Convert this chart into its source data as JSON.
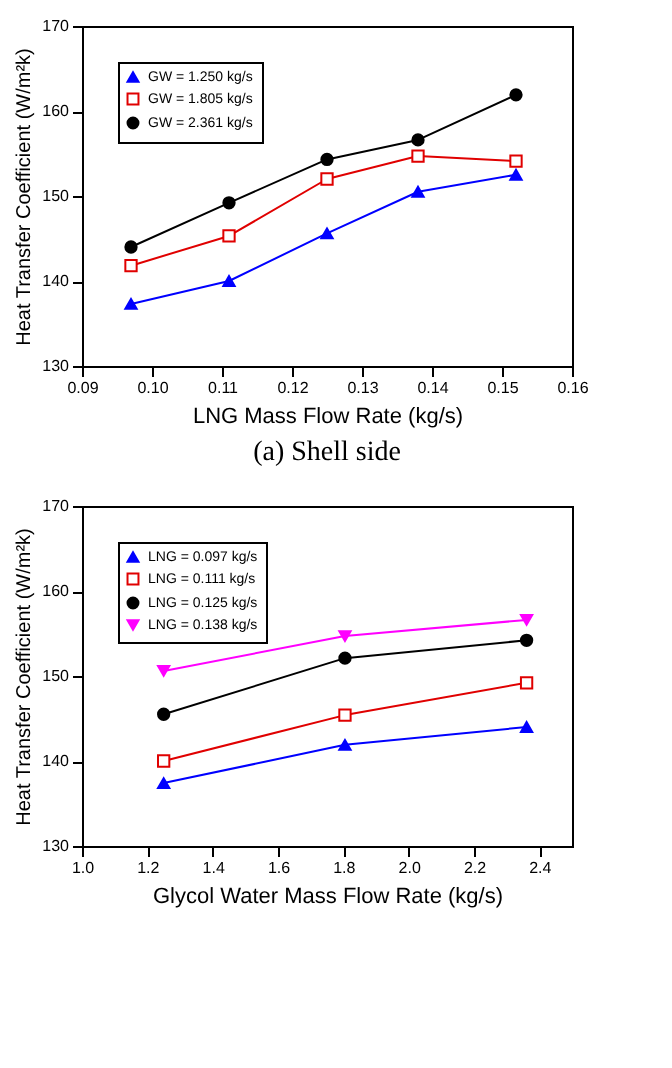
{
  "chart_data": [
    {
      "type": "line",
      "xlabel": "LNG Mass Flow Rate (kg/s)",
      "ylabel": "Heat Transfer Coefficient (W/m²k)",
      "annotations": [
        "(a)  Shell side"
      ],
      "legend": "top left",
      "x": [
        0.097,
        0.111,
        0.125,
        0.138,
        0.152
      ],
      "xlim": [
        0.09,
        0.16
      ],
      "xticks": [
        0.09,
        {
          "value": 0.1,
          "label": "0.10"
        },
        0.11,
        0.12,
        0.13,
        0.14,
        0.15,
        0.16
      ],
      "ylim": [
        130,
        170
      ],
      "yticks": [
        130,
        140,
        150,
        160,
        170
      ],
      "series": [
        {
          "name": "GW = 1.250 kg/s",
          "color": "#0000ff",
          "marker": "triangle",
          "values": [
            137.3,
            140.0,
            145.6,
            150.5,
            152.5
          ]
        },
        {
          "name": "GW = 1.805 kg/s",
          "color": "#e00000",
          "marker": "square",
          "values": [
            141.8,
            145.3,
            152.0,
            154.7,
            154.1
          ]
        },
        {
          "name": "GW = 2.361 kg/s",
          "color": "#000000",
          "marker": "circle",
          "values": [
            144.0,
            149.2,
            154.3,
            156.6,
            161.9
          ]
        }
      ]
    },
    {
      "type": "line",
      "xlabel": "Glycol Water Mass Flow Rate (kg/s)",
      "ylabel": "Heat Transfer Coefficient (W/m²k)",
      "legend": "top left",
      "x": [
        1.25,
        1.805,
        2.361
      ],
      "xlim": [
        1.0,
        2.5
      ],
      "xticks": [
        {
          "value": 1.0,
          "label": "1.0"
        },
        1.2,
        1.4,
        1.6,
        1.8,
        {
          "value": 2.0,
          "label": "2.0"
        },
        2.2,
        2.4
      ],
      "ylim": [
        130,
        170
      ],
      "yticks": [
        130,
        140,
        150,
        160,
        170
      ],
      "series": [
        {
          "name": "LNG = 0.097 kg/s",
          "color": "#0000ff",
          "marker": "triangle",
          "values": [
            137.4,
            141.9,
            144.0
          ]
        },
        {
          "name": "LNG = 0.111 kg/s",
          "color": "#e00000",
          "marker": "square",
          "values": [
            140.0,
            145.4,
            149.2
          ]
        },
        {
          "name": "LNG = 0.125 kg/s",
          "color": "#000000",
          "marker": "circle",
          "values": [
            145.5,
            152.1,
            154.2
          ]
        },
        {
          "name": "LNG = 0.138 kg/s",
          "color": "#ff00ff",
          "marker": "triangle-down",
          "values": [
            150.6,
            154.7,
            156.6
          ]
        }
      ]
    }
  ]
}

────

-- SET TASK --
All the records need to be repeated exactly, with the images dropped.

-- SOLUTION TO THE EXERCISE --
Convert this chart into its source data as JSON.
{
  "chart_data": [
    {
      "type": "line",
      "xlabel": "LNG Mass Flow Rate (kg/s)",
      "ylabel": "Heat Transfer Coefficient (W/m²k)",
      "annotations": [
        "(a)  Shell side"
      ],
      "legend": "top left",
      "x": [
        0.097,
        0.111,
        0.125,
        0.138,
        0.152
      ],
      "xlim": [
        0.09,
        0.16
      ],
      "xticks": [
        0.09,
        {
          "value": 0.1,
          "label": "0.10"
        },
        0.11,
        0.12,
        0.13,
        0.14,
        0.15,
        0.16
      ],
      "ylim": [
        130,
        170
      ],
      "yticks": [
        130,
        140,
        150,
        160,
        170
      ],
      "series": [
        {
          "name": "GW = 1.250 kg/s",
          "color": "#0000ff",
          "marker": "triangle",
          "values": [
            137.3,
            140.0,
            145.6,
            150.5,
            152.5
          ]
        },
        {
          "name": "GW = 1.805 kg/s",
          "color": "#e00000",
          "marker": "square",
          "values": [
            141.8,
            145.3,
            152.0,
            154.7,
            154.1
          ]
        },
        {
          "name": "GW = 2.361 kg/s",
          "color": "#000000",
          "marker": "circle",
          "values": [
            144.0,
            149.2,
            154.3,
            156.6,
            161.9
          ]
        }
      ]
    },
    {
      "type": "line",
      "xlabel": "Glycol Water Mass Flow Rate (kg/s)",
      "ylabel": "Heat Transfer Coefficient (W/m²k)",
      "legend": "top left",
      "x": [
        1.25,
        1.805,
        2.361
      ],
      "xlim": [
        1.0,
        2.5
      ],
      "xticks": [
        {
          "value": 1.0,
          "label": "1.0"
        },
        1.2,
        1.4,
        1.6,
        1.8,
        {
          "value": 2.0,
          "label": "2.0"
        },
        2.2,
        2.4
      ],
      "ylim": [
        130,
        170
      ],
      "yticks": [
        130,
        140,
        150,
        160,
        170
      ],
      "series": [
        {
          "name": "LNG = 0.097 kg/s",
          "color": "#0000ff",
          "marker": "triangle",
          "values": [
            137.4,
            141.9,
            144.0
          ]
        },
        {
          "name": "LNG = 0.111 kg/s",
          "color": "#e00000",
          "marker": "square",
          "values": [
            140.0,
            145.4,
            149.2
          ]
        },
        {
          "name": "LNG = 0.125 kg/s",
          "color": "#000000",
          "marker": "circle",
          "values": [
            145.5,
            152.1,
            154.2
          ]
        },
        {
          "name": "LNG = 0.138 kg/s",
          "color": "#ff00ff",
          "marker": "triangle-down",
          "values": [
            150.6,
            154.7,
            156.6
          ]
        }
      ]
    }
  ]
}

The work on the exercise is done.